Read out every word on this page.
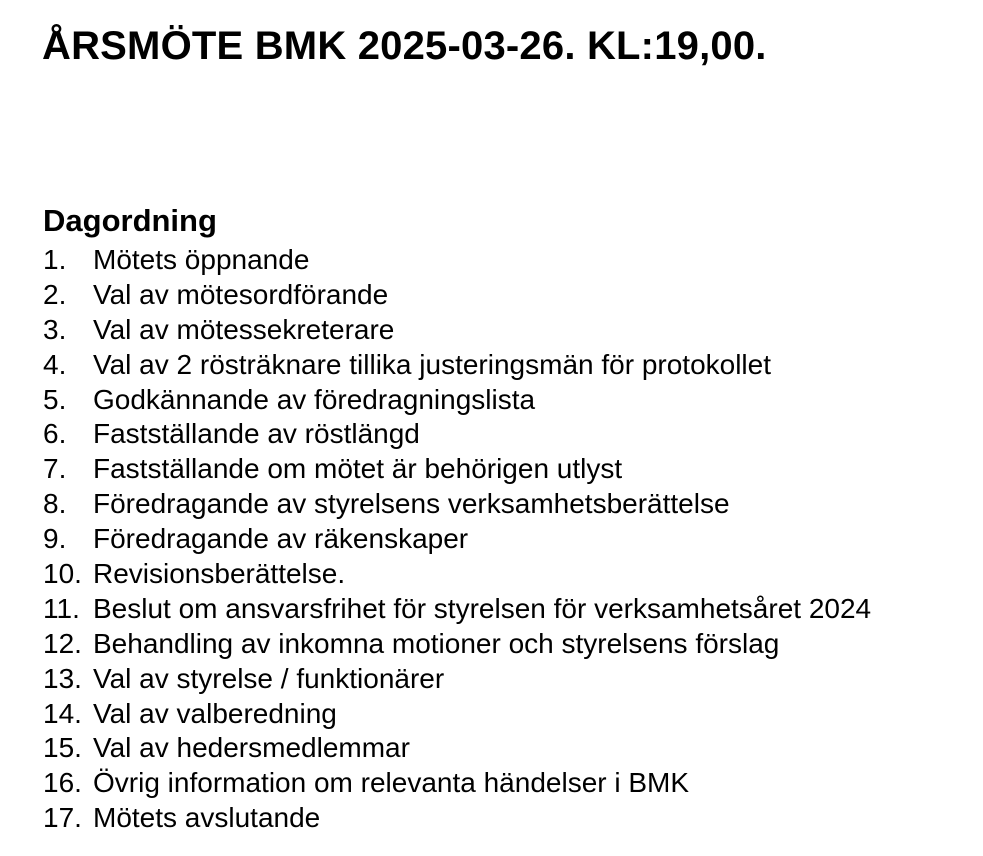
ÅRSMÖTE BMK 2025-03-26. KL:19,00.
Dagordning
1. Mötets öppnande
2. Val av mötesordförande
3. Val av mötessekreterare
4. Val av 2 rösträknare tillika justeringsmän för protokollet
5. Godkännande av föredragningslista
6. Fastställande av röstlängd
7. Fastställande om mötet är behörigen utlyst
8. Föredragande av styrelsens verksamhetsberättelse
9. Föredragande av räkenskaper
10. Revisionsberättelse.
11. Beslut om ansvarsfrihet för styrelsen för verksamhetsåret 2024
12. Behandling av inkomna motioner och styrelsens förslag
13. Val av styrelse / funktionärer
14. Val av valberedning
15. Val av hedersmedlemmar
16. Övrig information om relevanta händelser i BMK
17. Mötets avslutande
◆ ◆ ◆ ◆ ◆
# What to do:
Across the entries above, how many lines contain "Föredragande"? Provide only the count.

# Response to the task:
2